| WHAT TO WORK ON |
Copy the records below exactly, leaving out any pictures.

Extracted records:
+ + + +

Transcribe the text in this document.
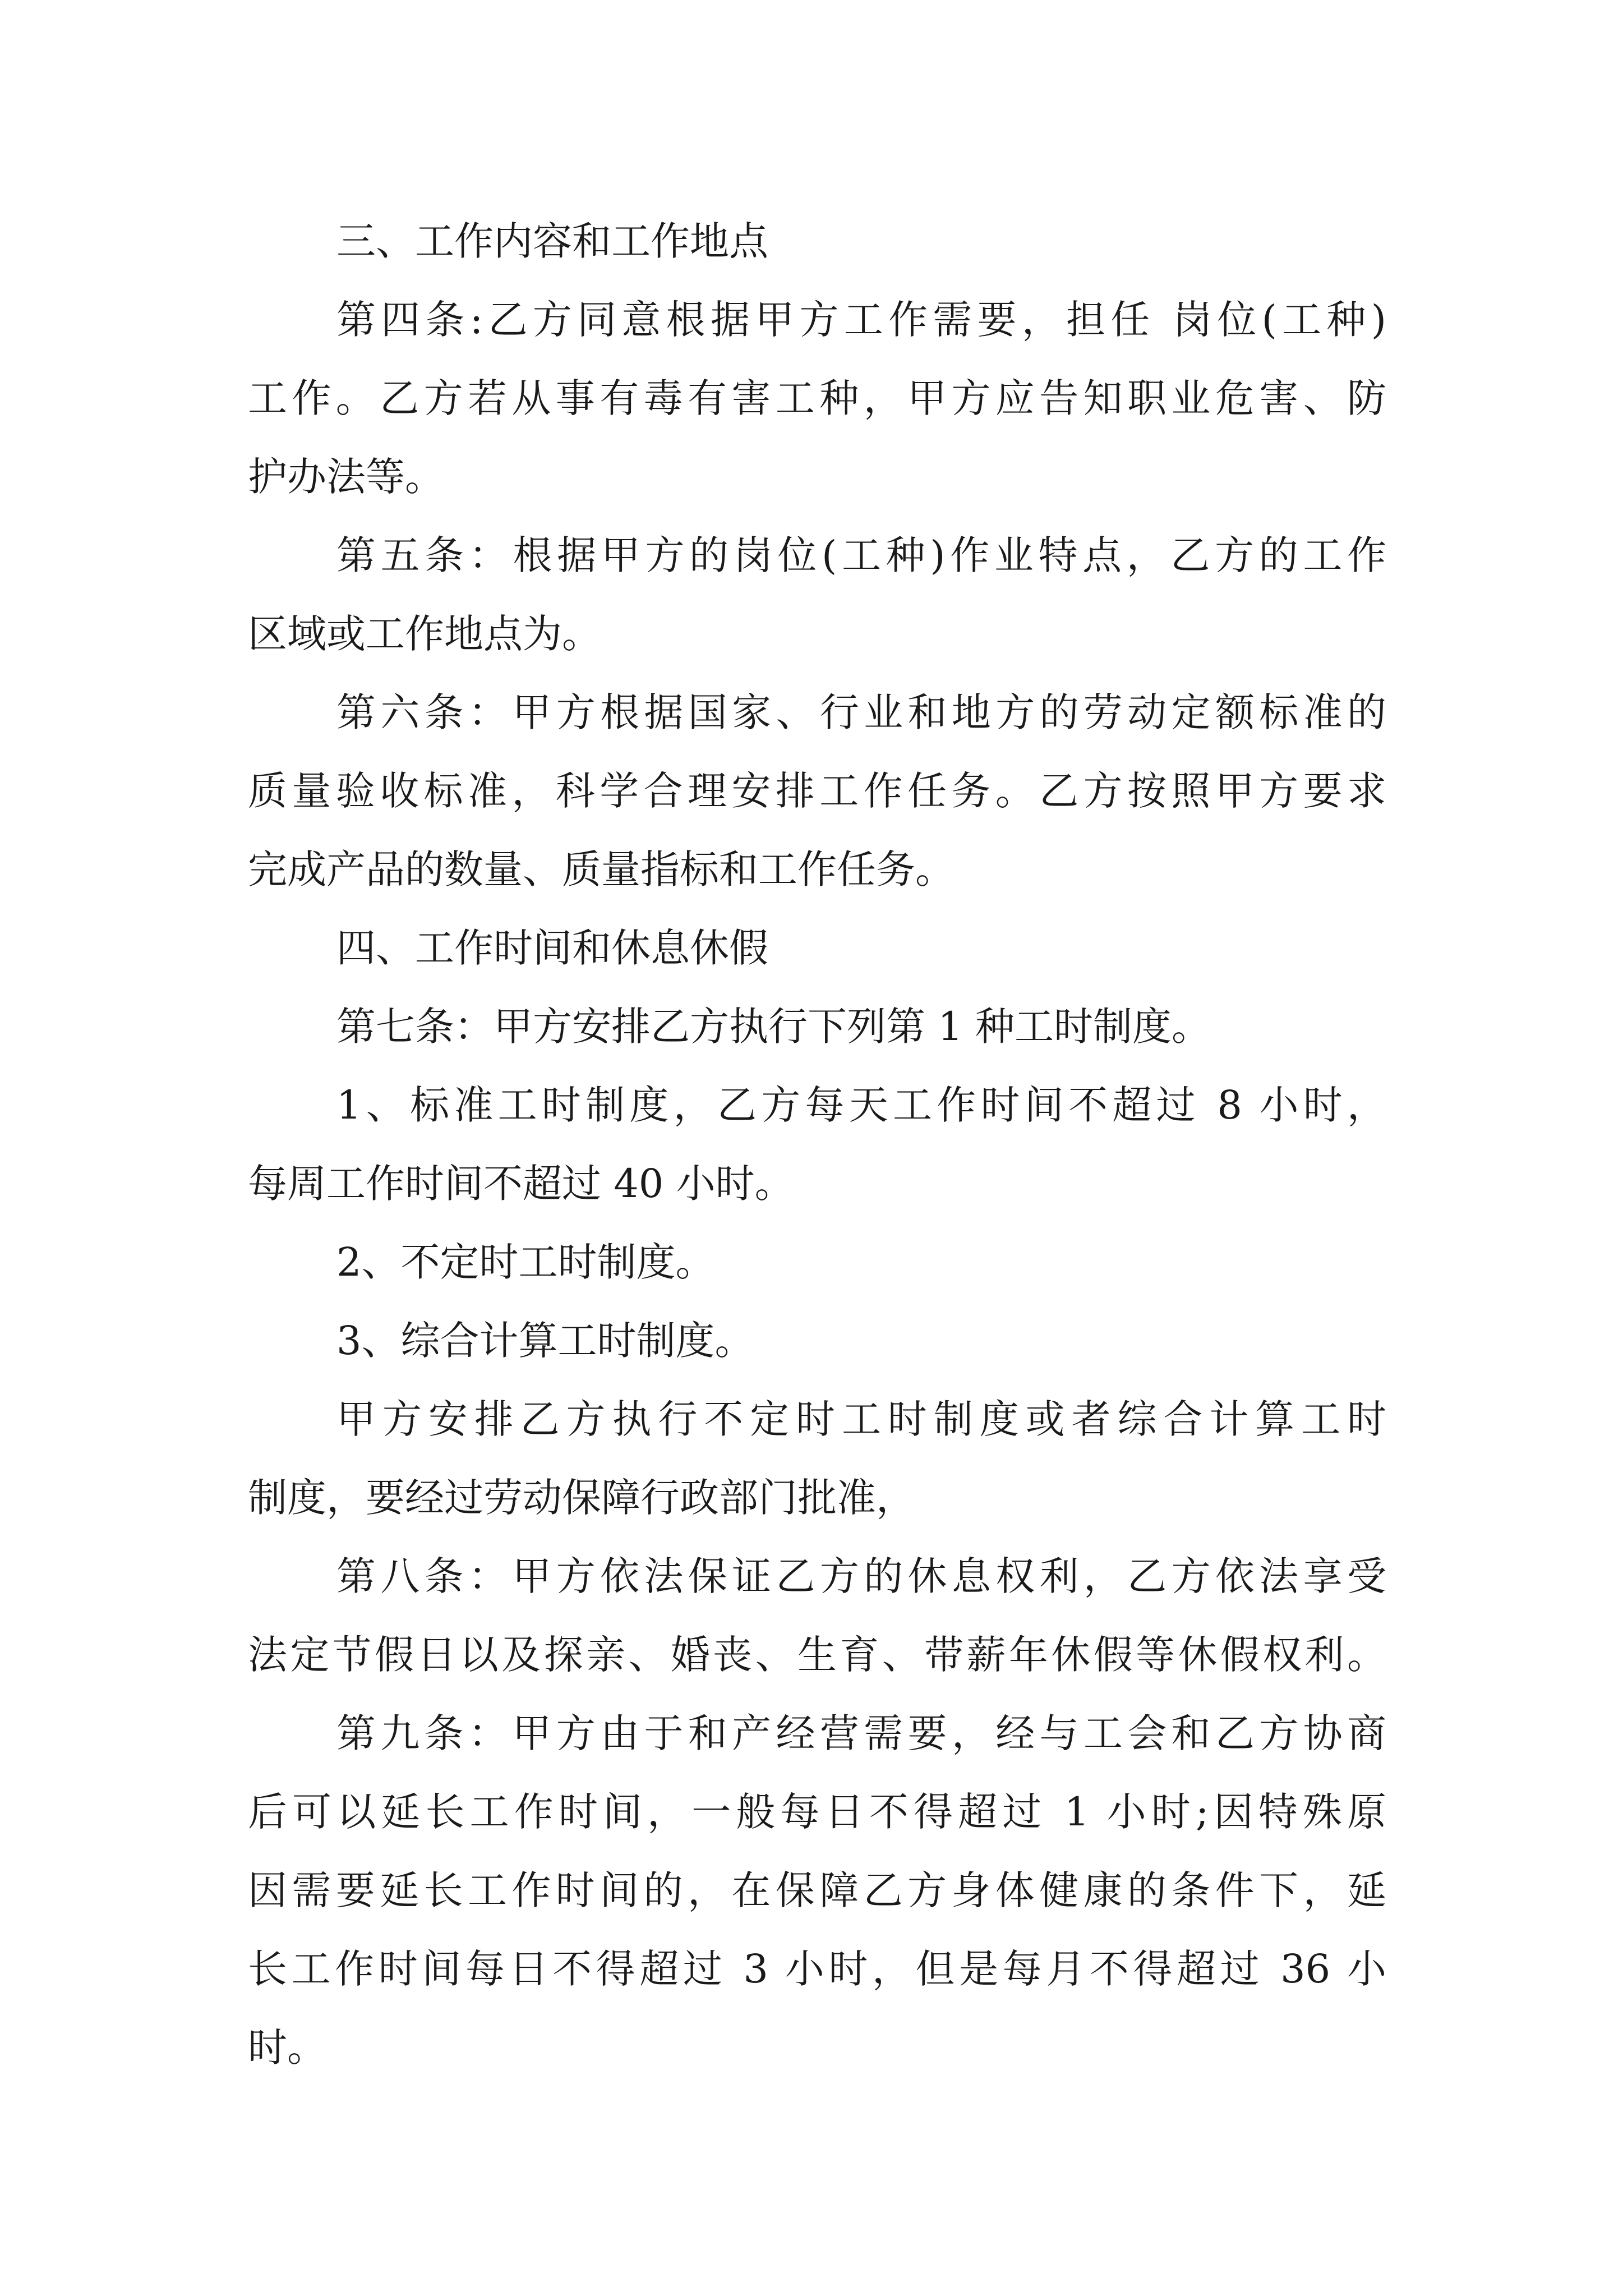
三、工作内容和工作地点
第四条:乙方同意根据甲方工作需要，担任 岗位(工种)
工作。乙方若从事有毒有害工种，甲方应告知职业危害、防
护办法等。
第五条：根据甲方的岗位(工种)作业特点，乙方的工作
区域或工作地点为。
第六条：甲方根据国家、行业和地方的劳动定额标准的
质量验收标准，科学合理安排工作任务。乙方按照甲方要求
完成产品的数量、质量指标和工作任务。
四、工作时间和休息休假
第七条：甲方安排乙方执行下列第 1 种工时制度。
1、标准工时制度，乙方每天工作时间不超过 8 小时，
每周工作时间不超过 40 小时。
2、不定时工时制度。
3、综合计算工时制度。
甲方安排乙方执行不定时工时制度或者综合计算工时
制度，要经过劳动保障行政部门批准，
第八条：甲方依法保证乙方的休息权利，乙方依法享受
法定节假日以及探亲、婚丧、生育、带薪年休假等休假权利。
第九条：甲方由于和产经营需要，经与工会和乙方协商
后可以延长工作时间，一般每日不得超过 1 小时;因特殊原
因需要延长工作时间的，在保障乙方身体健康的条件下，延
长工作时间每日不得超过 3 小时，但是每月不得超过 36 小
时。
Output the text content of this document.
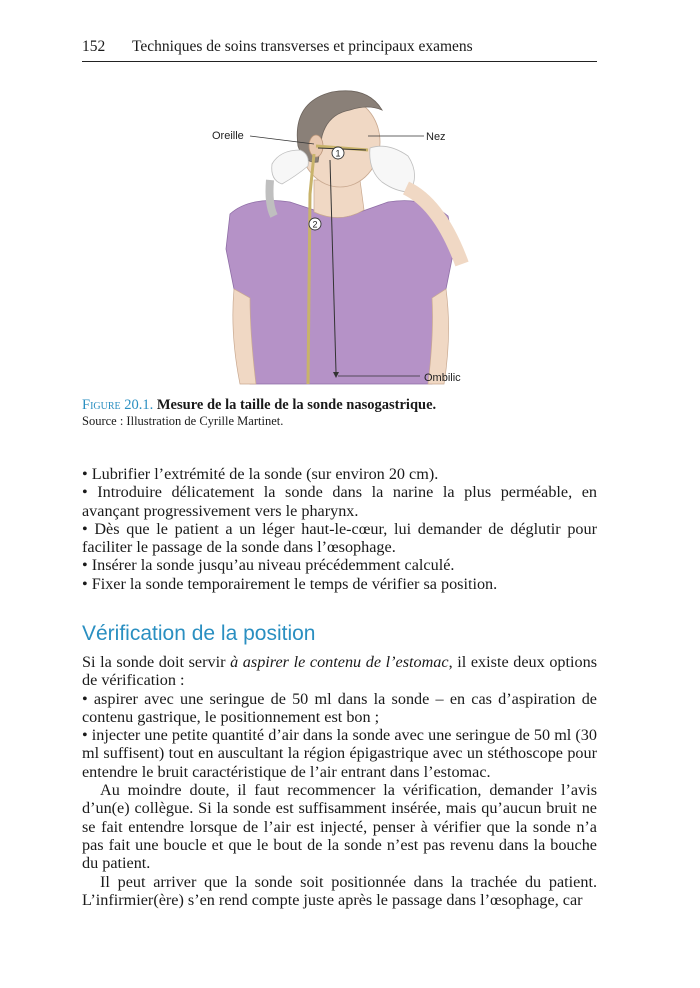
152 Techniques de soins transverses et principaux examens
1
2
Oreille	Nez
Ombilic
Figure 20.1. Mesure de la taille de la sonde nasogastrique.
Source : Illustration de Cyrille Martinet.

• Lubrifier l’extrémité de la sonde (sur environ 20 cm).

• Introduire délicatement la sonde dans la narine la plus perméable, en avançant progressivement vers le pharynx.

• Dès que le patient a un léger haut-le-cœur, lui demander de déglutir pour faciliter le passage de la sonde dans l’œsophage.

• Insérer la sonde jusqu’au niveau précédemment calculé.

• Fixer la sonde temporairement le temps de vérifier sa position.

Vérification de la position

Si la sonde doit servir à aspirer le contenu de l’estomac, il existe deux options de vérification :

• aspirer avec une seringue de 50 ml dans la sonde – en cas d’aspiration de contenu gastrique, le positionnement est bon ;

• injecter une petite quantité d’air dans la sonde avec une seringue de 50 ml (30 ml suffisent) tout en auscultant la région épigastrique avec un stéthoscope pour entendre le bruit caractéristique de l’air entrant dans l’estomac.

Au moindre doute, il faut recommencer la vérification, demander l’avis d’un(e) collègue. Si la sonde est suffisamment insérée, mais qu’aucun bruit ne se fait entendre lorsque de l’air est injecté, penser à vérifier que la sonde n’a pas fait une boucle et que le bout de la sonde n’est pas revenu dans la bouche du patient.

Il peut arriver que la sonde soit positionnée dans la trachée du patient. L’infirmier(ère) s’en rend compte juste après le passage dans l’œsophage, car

+ + + +

| SOLUTION TO THIS PROBLEM |
Transcribe the text in this document.
三、工作内容和工作地点
第四条:乙方同意根据甲方工作需要，担任 岗位(工种)
工作。乙方若从事有毒有害工种，甲方应告知职业危害、防
护办法等。
第五条：根据甲方的岗位(工种)作业特点，乙方的工作
区域或工作地点为。
第六条：甲方根据国家、行业和地方的劳动定额标准的
质量验收标准，科学合理安排工作任务。乙方按照甲方要求
完成产品的数量、质量指标和工作任务。
四、工作时间和休息休假
第七条：甲方安排乙方执行下列第 1 种工时制度。
1、标准工时制度，乙方每天工作时间不超过 8 小时，
每周工作时间不超过 40 小时。
2、不定时工时制度。
3、综合计算工时制度。
甲方安排乙方执行不定时工时制度或者综合计算工时
制度，要经过劳动保障行政部门批准，
第八条：甲方依法保证乙方的休息权利，乙方依法享受
法定节假日以及探亲、婚丧、生育、带薪年休假等休假权利。
第九条：甲方由于和产经营需要，经与工会和乙方协商
后可以延长工作时间，一般每日不得超过 1 小时;因特殊原
因需要延长工作时间的，在保障乙方身体健康的条件下，延
长工作时间每日不得超过 3 小时，但是每月不得超过 36 小
时。
Output the text content of this document.
152 Techniques de soins transverses et principaux examens
1
2
Oreille	Nez
Ombilic
Figure 20.1. Mesure de la taille de la sonde nasogastrique.
Source : Illustration de Cyrille Martinet.

• Lubrifier l’extrémité de la sonde (sur environ 20 cm).

• Introduire délicatement la sonde dans la narine la plus perméable, en avançant progressivement vers le pharynx.

• Dès que le patient a un léger haut-le-cœur, lui demander de déglutir pour faciliter le passage de la sonde dans l’œsophage.

• Insérer la sonde jusqu’au niveau précédemment calculé.

• Fixer la sonde temporairement le temps de vérifier sa position.

Vérification de la position

Si la sonde doit servir à aspirer le contenu de l’estomac, il existe deux options de vérification :

• aspirer avec une seringue de 50 ml dans la sonde – en cas d’aspiration de contenu gastrique, le positionnement est bon ;

• injecter une petite quantité d’air dans la sonde avec une seringue de 50 ml (30 ml suffisent) tout en auscultant la région épigastrique avec un stéthoscope pour entendre le bruit caractéristique de l’air entrant dans l’estomac.

Au moindre doute, il faut recommencer la vérification, demander l’avis d’un(e) collègue. Si la sonde est suffisamment insérée, mais qu’aucun bruit ne se fait entendre lorsque de l’air est injecté, penser à vérifier que la sonde n’a pas fait une boucle et que le bout de la sonde n’est pas revenu dans la bouche du patient.

Il peut arriver que la sonde soit positionnée dans la trachée du patient. L’infirmier(ère) s’en rend compte juste après le passage dans l’œsophage, car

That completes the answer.